DATA TO PROCESS Start Marker
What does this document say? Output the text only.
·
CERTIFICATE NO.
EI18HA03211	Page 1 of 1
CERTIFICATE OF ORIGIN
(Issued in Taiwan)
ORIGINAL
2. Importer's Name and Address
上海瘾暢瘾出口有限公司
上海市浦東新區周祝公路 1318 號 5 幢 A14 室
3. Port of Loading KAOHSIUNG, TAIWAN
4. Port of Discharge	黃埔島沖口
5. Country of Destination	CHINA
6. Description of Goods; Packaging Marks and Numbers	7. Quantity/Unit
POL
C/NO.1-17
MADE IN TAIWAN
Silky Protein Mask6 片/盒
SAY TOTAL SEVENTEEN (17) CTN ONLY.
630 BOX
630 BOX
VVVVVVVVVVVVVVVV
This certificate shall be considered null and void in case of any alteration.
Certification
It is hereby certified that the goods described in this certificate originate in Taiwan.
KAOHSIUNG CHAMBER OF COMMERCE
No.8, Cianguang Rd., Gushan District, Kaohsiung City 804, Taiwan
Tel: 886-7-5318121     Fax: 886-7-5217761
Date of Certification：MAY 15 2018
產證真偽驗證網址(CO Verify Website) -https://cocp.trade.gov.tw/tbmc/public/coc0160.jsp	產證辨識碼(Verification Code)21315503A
DATA TO PROCESS End Marker
An exact copy of every entry is required.

# [YOUR SOLUTION]
What does this document say? Output the text only.
·
CERTIFICATE NO.
EI18HA03211	Page 1 of 1
CERTIFICATE OF ORIGIN
(Issued in Taiwan)
ORIGINAL
2. Importer's Name and Address
上海瘾暢瘾出口有限公司
上海市浦東新區周祝公路 1318 號 5 幢 A14 室
3. Port of Loading KAOHSIUNG, TAIWAN
4. Port of Discharge	黃埔島沖口
5. Country of Destination	CHINA
6. Description of Goods; Packaging Marks and Numbers	7. Quantity/Unit
POL
C/NO.1-17
MADE IN TAIWAN
Silky Protein Mask6 片/盒
SAY TOTAL SEVENTEEN (17) CTN ONLY.
630 BOX
630 BOX
VVVVVVVVVVVVVVVV
This certificate shall be considered null and void in case of any alteration.
Certification
It is hereby certified that the goods described in this certificate originate in Taiwan.
KAOHSIUNG CHAMBER OF COMMERCE
No.8, Cianguang Rd., Gushan District, Kaohsiung City 804, Taiwan
Tel: 886-7-5318121     Fax: 886-7-5217761
Date of Certification：MAY 15 2018
產證真偽驗證網址(CO Verify Website) -https://cocp.trade.gov.tw/tbmc/public/coc0160.jsp	產證辨識碼(Verification Code)21315503A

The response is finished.